Figure contents as structured data
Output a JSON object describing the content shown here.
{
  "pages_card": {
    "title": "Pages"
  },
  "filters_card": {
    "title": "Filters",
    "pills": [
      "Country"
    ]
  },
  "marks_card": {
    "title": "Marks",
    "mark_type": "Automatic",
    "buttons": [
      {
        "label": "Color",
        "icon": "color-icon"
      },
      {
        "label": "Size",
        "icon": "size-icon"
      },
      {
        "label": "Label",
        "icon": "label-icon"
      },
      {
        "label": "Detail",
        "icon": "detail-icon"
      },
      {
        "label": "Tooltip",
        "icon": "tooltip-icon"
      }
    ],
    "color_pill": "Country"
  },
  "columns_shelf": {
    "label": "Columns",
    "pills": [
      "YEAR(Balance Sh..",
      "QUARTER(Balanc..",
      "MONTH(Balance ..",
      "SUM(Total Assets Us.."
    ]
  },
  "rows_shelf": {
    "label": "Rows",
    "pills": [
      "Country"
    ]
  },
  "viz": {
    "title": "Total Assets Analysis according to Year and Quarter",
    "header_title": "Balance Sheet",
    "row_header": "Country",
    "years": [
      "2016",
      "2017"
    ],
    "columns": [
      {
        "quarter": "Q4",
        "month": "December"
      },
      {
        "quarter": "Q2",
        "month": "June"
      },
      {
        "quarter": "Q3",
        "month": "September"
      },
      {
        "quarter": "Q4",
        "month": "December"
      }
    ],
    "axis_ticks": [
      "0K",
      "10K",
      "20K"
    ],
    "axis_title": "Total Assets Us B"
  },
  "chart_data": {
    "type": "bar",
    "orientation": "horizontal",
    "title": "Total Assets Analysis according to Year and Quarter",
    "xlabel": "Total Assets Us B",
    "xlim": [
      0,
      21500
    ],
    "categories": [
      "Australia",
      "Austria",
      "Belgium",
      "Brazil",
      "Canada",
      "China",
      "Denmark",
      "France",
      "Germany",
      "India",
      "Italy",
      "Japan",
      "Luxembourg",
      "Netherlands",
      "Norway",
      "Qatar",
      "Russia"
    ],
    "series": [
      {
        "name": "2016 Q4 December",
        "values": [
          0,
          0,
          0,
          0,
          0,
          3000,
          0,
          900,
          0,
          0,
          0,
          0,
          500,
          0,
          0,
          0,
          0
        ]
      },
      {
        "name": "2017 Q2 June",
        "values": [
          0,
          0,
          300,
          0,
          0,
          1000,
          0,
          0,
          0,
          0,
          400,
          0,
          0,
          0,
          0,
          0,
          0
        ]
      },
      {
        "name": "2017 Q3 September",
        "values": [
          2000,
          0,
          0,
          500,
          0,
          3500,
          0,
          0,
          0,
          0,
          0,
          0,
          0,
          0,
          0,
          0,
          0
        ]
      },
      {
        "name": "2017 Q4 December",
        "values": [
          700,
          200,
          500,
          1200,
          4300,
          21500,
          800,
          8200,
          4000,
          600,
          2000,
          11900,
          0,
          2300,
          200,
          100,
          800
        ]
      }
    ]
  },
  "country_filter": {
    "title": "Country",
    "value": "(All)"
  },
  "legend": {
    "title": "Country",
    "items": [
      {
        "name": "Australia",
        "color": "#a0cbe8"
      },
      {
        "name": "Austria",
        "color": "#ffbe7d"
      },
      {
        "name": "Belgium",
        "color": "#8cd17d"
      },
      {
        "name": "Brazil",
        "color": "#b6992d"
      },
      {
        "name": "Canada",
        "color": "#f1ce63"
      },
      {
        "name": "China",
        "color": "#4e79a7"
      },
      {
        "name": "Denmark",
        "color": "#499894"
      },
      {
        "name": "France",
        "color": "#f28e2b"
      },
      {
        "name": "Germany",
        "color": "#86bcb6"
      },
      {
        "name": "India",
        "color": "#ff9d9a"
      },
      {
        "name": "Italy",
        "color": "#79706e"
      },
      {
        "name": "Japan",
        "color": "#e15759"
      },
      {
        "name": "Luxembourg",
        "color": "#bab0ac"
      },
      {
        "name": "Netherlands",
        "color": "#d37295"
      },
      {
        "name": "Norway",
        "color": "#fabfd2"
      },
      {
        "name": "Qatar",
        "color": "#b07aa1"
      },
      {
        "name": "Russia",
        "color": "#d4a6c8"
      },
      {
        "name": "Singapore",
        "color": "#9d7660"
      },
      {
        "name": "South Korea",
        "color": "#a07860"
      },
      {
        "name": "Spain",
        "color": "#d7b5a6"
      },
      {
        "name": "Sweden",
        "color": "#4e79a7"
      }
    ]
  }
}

▸ **Aim**:
Go through the entries and repeat each one exactly.

▸ **Reply**:
Output a JSON object describing the content shown here.
{
  "pages_card": {
    "title": "Pages"
  },
  "filters_card": {
    "title": "Filters",
    "pills": [
      "Country"
    ]
  },
  "marks_card": {
    "title": "Marks",
    "mark_type": "Automatic",
    "buttons": [
      {
        "label": "Color",
        "icon": "color-icon"
      },
      {
        "label": "Size",
        "icon": "size-icon"
      },
      {
        "label": "Label",
        "icon": "label-icon"
      },
      {
        "label": "Detail",
        "icon": "detail-icon"
      },
      {
        "label": "Tooltip",
        "icon": "tooltip-icon"
      }
    ],
    "color_pill": "Country"
  },
  "columns_shelf": {
    "label": "Columns",
    "pills": [
      "YEAR(Balance Sh..",
      "QUARTER(Balanc..",
      "MONTH(Balance ..",
      "SUM(Total Assets Us.."
    ]
  },
  "rows_shelf": {
    "label": "Rows",
    "pills": [
      "Country"
    ]
  },
  "viz": {
    "title": "Total Assets Analysis according to Year and Quarter",
    "header_title": "Balance Sheet",
    "row_header": "Country",
    "years": [
      "2016",
      "2017"
    ],
    "columns": [
      {
        "quarter": "Q4",
        "month": "December"
      },
      {
        "quarter": "Q2",
        "month": "June"
      },
      {
        "quarter": "Q3",
        "month": "September"
      },
      {
        "quarter": "Q4",
        "month": "December"
      }
    ],
    "axis_ticks": [
      "0K",
      "10K",
      "20K"
    ],
    "axis_title": "Total Assets Us B"
  },
  "chart_data": {
    "type": "bar",
    "orientation": "horizontal",
    "title": "Total Assets Analysis according to Year and Quarter",
    "xlabel": "Total Assets Us B",
    "xlim": [
      0,
      21500
    ],
    "categories": [
      "Australia",
      "Austria",
      "Belgium",
      "Brazil",
      "Canada",
      "China",
      "Denmark",
      "France",
      "Germany",
      "India",
      "Italy",
      "Japan",
      "Luxembourg",
      "Netherlands",
      "Norway",
      "Qatar",
      "Russia"
    ],
    "series": [
      {
        "name": "2016 Q4 December",
        "values": [
          0,
          0,
          0,
          0,
          0,
          3000,
          0,
          900,
          0,
          0,
          0,
          0,
          500,
          0,
          0,
          0,
          0
        ]
      },
      {
        "name": "2017 Q2 June",
        "values": [
          0,
          0,
          300,
          0,
          0,
          1000,
          0,
          0,
          0,
          0,
          400,
          0,
          0,
          0,
          0,
          0,
          0
        ]
      },
      {
        "name": "2017 Q3 September",
        "values": [
          2000,
          0,
          0,
          500,
          0,
          3500,
          0,
          0,
          0,
          0,
          0,
          0,
          0,
          0,
          0,
          0,
          0
        ]
      },
      {
        "name": "2017 Q4 December",
        "values": [
          700,
          200,
          500,
          1200,
          4300,
          21500,
          800,
          8200,
          4000,
          600,
          2000,
          11900,
          0,
          2300,
          200,
          100,
          800
        ]
      }
    ]
  },
  "country_filter": {
    "title": "Country",
    "value": "(All)"
  },
  "legend": {
    "title": "Country",
    "items": [
      {
        "name": "Australia",
        "color": "#a0cbe8"
      },
      {
        "name": "Austria",
        "color": "#ffbe7d"
      },
      {
        "name": "Belgium",
        "color": "#8cd17d"
      },
      {
        "name": "Brazil",
        "color": "#b6992d"
      },
      {
        "name": "Canada",
        "color": "#f1ce63"
      },
      {
        "name": "China",
        "color": "#4e79a7"
      },
      {
        "name": "Denmark",
        "color": "#499894"
      },
      {
        "name": "France",
        "color": "#f28e2b"
      },
      {
        "name": "Germany",
        "color": "#86bcb6"
      },
      {
        "name": "India",
        "color": "#ff9d9a"
      },
      {
        "name": "Italy",
        "color": "#79706e"
      },
      {
        "name": "Japan",
        "color": "#e15759"
      },
      {
        "name": "Luxembourg",
        "color": "#bab0ac"
      },
      {
        "name": "Netherlands",
        "color": "#d37295"
      },
      {
        "name": "Norway",
        "color": "#fabfd2"
      },
      {
        "name": "Qatar",
        "color": "#b07aa1"
      },
      {
        "name": "Russia",
        "color": "#d4a6c8"
      },
      {
        "name": "Singapore",
        "color": "#9d7660"
      },
      {
        "name": "South Korea",
        "color": "#a07860"
      },
      {
        "name": "Spain",
        "color": "#d7b5a6"
      },
      {
        "name": "Sweden",
        "color": "#4e79a7"
      }
    ]
  }
}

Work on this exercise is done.